In the material below, find all lines with the string "أمتي" and copy them.

[Saved entries]
____

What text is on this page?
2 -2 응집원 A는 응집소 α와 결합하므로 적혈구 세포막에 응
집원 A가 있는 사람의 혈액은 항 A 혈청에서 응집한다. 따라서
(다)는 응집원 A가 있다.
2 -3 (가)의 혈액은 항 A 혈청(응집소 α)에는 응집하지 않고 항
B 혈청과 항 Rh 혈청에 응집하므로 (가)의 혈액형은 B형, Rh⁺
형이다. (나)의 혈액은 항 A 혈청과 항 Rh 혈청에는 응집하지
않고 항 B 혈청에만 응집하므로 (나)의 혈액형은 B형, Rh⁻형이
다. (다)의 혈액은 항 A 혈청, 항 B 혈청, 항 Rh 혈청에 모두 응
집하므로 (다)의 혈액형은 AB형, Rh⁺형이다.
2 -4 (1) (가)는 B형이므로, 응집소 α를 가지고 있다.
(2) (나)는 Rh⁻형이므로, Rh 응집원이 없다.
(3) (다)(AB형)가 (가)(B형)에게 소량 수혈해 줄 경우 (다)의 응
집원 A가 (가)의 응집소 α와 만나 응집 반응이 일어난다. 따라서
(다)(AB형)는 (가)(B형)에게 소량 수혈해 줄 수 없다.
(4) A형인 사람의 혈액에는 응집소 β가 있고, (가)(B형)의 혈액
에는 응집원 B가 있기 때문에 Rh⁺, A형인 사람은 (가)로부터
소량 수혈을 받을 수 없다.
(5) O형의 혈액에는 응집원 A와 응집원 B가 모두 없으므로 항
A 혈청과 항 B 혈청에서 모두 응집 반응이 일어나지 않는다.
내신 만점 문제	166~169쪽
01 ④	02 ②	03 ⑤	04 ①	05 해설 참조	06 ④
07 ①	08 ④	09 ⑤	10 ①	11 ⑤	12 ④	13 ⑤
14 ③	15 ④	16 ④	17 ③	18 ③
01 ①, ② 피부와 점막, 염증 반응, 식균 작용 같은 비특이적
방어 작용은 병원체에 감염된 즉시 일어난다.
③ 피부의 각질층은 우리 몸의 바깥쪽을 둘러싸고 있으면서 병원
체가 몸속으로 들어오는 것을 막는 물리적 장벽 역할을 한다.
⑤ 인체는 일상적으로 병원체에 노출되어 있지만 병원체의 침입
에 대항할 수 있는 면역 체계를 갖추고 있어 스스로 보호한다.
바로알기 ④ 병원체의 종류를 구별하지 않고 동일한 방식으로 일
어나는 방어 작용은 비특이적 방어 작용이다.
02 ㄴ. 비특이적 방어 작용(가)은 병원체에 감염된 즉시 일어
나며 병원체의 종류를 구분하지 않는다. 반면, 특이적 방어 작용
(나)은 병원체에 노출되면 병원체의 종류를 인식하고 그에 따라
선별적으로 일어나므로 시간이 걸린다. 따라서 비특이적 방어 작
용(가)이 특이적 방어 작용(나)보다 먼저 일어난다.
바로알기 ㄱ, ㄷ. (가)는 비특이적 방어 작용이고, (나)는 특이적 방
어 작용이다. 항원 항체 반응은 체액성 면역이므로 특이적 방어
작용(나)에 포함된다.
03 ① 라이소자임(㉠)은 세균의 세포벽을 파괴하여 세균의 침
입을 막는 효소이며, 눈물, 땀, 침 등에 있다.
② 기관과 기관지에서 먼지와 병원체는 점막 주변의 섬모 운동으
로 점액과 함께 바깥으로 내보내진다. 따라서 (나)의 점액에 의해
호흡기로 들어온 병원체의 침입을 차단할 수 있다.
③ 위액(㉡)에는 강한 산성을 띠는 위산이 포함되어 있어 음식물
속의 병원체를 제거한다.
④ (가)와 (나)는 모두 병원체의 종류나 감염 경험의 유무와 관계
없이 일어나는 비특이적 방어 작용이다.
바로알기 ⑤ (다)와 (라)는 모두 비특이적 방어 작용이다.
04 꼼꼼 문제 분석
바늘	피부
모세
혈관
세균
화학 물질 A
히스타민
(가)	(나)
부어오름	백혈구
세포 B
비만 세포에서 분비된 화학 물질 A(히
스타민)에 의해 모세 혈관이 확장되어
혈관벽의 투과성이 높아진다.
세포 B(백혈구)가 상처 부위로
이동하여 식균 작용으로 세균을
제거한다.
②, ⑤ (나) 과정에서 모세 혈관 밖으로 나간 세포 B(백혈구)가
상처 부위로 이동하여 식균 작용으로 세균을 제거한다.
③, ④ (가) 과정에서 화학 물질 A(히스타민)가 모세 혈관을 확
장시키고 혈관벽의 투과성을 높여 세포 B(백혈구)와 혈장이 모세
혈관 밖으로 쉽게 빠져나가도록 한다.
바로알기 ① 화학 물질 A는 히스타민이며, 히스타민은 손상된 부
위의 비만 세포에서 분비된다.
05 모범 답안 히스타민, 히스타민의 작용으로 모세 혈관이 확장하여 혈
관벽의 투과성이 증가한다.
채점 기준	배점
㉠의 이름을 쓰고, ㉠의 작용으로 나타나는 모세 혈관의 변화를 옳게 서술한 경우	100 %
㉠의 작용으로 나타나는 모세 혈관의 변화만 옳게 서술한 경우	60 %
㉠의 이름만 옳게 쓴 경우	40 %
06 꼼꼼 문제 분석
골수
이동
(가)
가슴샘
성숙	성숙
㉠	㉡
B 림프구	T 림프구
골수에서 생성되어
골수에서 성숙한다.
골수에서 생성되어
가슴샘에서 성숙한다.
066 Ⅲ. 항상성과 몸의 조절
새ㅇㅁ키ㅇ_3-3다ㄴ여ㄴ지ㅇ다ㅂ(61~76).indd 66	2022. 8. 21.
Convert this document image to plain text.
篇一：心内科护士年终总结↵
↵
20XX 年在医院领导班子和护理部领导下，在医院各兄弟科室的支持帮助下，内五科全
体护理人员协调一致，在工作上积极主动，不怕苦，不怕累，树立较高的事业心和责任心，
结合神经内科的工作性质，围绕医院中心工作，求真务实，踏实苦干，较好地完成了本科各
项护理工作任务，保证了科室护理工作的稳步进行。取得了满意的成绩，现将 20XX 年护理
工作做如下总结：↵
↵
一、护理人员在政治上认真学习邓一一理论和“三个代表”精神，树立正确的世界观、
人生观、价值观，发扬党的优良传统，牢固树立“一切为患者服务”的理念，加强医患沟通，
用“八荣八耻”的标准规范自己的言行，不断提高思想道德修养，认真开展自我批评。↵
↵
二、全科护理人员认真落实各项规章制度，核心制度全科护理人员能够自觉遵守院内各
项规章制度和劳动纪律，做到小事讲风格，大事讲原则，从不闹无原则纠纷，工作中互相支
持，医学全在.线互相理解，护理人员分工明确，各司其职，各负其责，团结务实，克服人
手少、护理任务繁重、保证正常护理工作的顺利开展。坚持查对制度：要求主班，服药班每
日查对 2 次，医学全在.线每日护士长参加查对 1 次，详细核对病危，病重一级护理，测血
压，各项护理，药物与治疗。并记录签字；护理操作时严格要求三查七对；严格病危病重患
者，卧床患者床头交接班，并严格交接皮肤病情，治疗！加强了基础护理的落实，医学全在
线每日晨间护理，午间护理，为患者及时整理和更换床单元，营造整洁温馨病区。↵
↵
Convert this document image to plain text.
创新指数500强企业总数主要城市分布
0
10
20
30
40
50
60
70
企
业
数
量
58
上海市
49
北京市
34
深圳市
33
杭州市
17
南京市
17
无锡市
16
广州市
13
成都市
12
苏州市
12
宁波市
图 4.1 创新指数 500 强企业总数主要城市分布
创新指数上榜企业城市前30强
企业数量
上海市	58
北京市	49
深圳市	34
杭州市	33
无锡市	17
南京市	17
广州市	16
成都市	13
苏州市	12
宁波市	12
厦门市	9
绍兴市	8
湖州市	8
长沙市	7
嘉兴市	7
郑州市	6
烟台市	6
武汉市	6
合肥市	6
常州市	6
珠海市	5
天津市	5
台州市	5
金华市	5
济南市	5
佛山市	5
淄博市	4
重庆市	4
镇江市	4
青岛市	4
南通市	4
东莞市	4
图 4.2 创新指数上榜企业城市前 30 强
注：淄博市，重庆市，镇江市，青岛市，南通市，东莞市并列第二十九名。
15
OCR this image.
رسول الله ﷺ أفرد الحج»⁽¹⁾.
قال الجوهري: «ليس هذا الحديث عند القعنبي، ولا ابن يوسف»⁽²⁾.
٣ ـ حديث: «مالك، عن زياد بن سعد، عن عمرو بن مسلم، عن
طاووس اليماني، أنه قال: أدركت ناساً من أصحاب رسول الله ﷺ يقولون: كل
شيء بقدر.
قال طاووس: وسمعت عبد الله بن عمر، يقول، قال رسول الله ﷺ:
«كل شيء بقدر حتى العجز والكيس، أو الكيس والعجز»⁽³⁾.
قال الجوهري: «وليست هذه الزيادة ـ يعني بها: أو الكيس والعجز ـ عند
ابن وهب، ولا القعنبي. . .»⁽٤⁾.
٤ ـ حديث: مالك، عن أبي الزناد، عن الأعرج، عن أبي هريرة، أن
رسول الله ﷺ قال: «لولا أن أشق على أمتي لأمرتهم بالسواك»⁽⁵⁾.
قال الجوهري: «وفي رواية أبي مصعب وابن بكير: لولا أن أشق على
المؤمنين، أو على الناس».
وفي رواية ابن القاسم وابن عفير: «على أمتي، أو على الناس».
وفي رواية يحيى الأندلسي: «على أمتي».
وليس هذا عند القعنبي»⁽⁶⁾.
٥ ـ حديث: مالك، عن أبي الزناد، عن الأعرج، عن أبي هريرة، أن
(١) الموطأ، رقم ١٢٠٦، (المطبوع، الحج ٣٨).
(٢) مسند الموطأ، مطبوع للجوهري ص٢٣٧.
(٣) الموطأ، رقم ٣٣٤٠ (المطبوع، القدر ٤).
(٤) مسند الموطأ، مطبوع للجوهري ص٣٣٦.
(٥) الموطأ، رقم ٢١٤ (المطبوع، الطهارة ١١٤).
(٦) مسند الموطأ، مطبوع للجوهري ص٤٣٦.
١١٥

____

_Written response_
رسول الله ﷺ قال: «لولا أن أشق على أمتي لأمرتهم بالسواك»⁽⁵⁾.
وفي رواية ابن القاسم وابن عفير: «على أمتي، أو على الناس».
وفي رواية يحيى الأندلسي: «على أمتي».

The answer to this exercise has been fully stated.